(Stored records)
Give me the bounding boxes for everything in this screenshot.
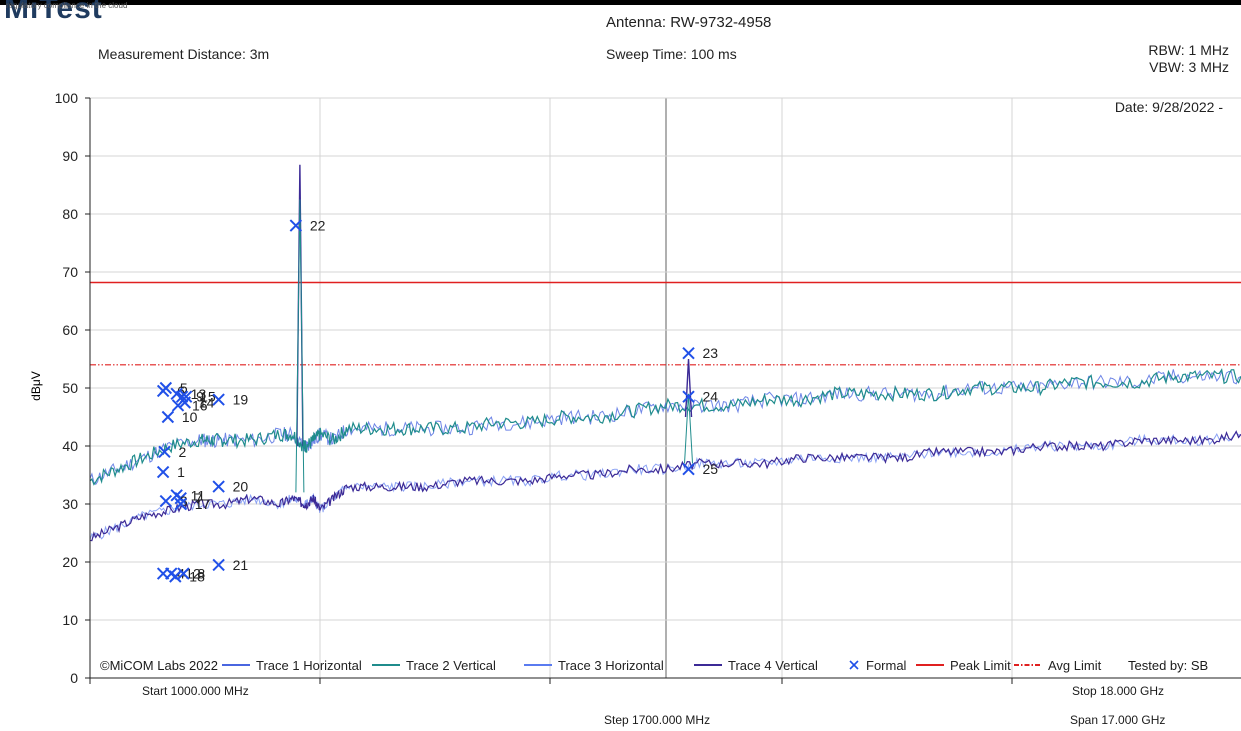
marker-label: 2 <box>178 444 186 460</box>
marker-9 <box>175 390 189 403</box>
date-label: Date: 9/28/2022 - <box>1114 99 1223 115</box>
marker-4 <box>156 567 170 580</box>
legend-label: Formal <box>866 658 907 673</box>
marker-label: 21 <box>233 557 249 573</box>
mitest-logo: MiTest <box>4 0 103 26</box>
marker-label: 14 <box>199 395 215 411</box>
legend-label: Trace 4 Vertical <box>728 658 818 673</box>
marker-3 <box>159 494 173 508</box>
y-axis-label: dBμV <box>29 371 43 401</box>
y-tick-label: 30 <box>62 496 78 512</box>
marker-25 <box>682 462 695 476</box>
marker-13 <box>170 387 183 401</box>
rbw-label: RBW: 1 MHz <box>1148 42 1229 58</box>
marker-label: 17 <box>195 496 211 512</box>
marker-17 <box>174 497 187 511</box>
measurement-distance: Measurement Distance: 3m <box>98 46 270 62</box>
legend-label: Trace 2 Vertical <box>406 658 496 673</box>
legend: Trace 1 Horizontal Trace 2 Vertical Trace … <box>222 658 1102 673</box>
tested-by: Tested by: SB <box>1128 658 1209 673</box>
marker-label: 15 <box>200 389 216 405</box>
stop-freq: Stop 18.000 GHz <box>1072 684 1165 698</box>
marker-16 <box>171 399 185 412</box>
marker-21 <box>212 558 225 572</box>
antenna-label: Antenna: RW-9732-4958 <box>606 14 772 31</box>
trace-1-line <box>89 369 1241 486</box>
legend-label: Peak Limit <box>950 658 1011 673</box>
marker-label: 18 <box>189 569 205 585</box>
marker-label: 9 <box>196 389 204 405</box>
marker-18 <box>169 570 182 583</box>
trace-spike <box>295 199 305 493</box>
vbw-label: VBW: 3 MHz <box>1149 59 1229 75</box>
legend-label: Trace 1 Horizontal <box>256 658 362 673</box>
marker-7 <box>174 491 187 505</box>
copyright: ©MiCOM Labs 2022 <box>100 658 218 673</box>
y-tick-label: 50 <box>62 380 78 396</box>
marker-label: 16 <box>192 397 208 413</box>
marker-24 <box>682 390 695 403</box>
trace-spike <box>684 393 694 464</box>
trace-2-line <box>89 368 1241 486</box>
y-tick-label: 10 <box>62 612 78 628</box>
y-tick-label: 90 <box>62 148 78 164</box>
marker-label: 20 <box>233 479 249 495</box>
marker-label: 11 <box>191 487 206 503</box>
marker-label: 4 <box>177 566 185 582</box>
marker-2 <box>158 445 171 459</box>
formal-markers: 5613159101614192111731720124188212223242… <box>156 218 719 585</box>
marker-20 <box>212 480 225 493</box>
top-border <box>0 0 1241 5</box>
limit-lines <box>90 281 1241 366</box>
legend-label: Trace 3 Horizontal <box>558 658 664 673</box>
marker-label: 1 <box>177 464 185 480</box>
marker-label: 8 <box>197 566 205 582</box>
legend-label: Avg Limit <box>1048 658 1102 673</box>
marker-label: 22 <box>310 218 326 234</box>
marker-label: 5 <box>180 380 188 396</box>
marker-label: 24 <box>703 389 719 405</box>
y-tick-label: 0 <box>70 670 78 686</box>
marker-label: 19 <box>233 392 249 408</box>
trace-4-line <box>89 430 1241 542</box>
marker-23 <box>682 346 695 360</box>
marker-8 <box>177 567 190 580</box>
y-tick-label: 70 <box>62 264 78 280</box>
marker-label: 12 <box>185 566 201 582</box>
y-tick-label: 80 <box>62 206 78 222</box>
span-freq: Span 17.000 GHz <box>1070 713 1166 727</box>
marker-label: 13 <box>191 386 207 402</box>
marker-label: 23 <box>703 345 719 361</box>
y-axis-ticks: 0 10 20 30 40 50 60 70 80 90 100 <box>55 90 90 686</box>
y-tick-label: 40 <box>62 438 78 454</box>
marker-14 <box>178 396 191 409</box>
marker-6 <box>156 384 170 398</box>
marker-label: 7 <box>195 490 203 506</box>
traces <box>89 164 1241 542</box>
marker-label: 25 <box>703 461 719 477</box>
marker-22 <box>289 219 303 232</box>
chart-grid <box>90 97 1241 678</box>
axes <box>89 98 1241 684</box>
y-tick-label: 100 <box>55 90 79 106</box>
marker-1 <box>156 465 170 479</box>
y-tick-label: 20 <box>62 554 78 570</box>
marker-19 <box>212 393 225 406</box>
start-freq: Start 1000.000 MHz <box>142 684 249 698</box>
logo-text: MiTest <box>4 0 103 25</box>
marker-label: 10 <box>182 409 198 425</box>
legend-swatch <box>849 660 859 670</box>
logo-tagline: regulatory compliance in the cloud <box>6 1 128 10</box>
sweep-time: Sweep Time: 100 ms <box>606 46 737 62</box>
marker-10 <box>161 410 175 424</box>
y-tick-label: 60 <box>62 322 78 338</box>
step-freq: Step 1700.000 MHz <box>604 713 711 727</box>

TASK: Recast every line of the items above as a JSON list of strings, with one string for each line and no blank lines. Leave the pictures out of the answer.

ANSWER TO THIS EXERCISE:
[
  "Give me the bounding boxes for everything in this screenshot.",
  "marker-label: 2 <box>178 444 186 460</box>",
  "marker-9 <box>175 390 189 403</box>",
  "date-label: Date: 9/28/2022 - <box>1114 99 1223 115</box>",
  "marker-4 <box>156 567 170 580</box>",
  "legend-label: Formal <box>866 658 907 673</box>",
  "marker-label: 21 <box>233 557 249 573</box>",
  "mitest-logo: MiTest <box>4 0 103 26</box>",
  "marker-label: 14 <box>199 395 215 411</box>",
  "legend-label: Trace 4 Vertical <box>728 658 818 673</box>",
  "marker-3 <box>159 494 173 508</box>",
  "y-axis-label: dBμV <box>29 371 43 401</box>",
  "y-tick-label: 30 <box>62 496 78 512</box>",
  "marker-25 <box>682 462 695 476</box>",
  "marker-13 <box>170 387 183 401</box>",
  "rbw-label: RBW: 1 MHz <box>1148 42 1229 58</box>",
  "marker-label: 17 <box>195 496 211 512</box>",
  "marker-17 <box>174 497 187 511</box>",
  "measurement-distance: Measurement Distance: 3m <box>98 46 270 62</box>",
  "legend-label: Trace 2 Vertical <box>406 658 496 673</box>",
  "legend: Trace 1 Horizontal Trace 2 Vertical Trace … <box>222 658 1102 673</box>",
  "tested-by: Tested by: SB <box>1128 658 1209 673</box>",
  "marker-label: 15 <box>200 389 216 405</box>",
  "stop-freq: Stop 18.000 GHz <box>1072 684 1165 698</box>",
  "marker-16 <box>171 399 185 412</box>",
  "marker-21 <box>212 558 225 572</box>",
  "antenna-label: Antenna: RW-9732-4958 <box>606 14 772 31</box>",
  "trace-1-line <box>89 369 1241 486</box>",
  "legend-label: Peak Limit <box>950 658 1011 673</box>",
  "marker-label: 18 <box>189 569 205 585</box>",
  "marker-label: 9 <box>196 389 204 405</box>",
  "marker-18 <box>169 570 182 583</box>",
  "trace-spike <box>295 199 305 493</box>",
  "vbw-label: VBW: 3 MHz <box>1149 59 1229 75</box>",
  "legend-label: Trace 1 Horizontal <box>256 658 362 673</box>",
  "marker-7 <box>174 491 187 505</box>",
  "copyright: ©MiCOM Labs 2022 <box>100 658 218 673</box>",
  "y-tick-label: 50 <box>62 380 78 396</box>",
  "marker-label: 16 <box>192 397 208 413</box>",
  "marker-24 <box>682 390 695 403</box>",
  "trace-spike <box>684 393 694 464</box>",
  "trace-2-line <box>89 368 1241 486</box>",
  "y-tick-label: 10 <box>62 612 78 628</box>",
  "y-tick-label: 90 <box>62 148 78 164</box>",
  "marker-label: 20 <box>233 479 249 495</box>",
  "marker-label: 11 <box>191 487 206 503</box>",
  "marker-label: 4 <box>177 566 185 582</box>",
  "marker-2 <box>158 445 171 459</box>",
  "formal-markers: 5613159101614192111731720124188212223242… <box>156 218 719 585</box>",
  "marker-20 <box>212 480 225 493</box>",
  "top-border <box>0 0 1241 5</box>",
  "limit-lines <box>90 281 1241 366</box>",
  "legend-label: Trace 3 Horizontal <box>558 658 664 673</box>",
  "marker-label: 1 <box>177 464 185 480</box>",
  "marker-label: 8 <box>197 566 205 582</box>",
  "legend-label: Avg Limit <box>1048 658 1102 673</box>",
  "marker-label: 22 <box>310 218 326 234</box>",
  "marker-label: 5 <box>180 380 188 396</box>",
  "marker-label: 24 <box>703 389 719 405</box>",
  "y-tick-label: 0 <box>70 670 78 686</box>",
  "marker-label: 19 <box>233 392 249 408</box>",
  "trace-4-line <box>89 430 1241 542</box>",
  "marker-23 <box>682 346 695 360</box>",
  "marker-8 <box>177 567 190 580</box>",
  "y-tick-label: 70 <box>62 264 78 280</box>",
  "marker-label: 12 <box>185 566 201 582</box>",
  "y-tick-label: 80 <box>62 206 78 222</box>",
  "span-freq: Span 17.000 GHz <box>1070 713 1166 727</box>",
  "marker-label: 13 <box>191 386 207 402</box>",
  "marker-label: 23 <box>703 345 719 361</box>",
  "y-axis-ticks: 0 10 20 30 40 50 60 70 80 90 100 <box>55 90 90 686</box>",
  "y-tick-label: 40 <box>62 438 78 454</box>",
  "marker-14 <box>178 396 191 409</box>",
  "marker-6 <box>156 384 170 398</box>",
  "marker-label: 7 <box>195 490 203 506</box>",
  "traces <box>89 164 1241 542</box>",
  "marker-label: 25 <box>703 461 719 477</box>",
  "marker-22 <box>289 219 303 232</box>",
  "chart-grid <box>90 97 1241 678</box>",
  "axes <box>89 98 1241 684</box>",
  "y-tick-label: 100 <box>55 90 79 106</box>",
  "marker-1 <box>156 465 170 479</box>",
  "y-tick-label: 20 <box>62 554 78 570</box>",
  "marker-19 <box>212 393 225 406</box>",
  "start-freq: Start 1000.000 MHz <box>142 684 249 698</box>",
  "logo-text: MiTest <box>4 0 103 25</box>",
  "marker-label: 10 <box>182 409 198 425</box>",
  "legend-swatch <box>849 660 859 670</box>",
  "logo-tagline: regulatory compliance in the cloud <box>6 1 128 10</box>",
  "sweep-time: Sweep Time: 100 ms <box>606 46 737 62</box>",
  "marker-10 <box>161 410 175 424</box>",
  "y-tick-label: 60 <box>62 322 78 338</box>",
  "step-freq: Step 1700.000 MHz <box>604 713 711 727</box>"
]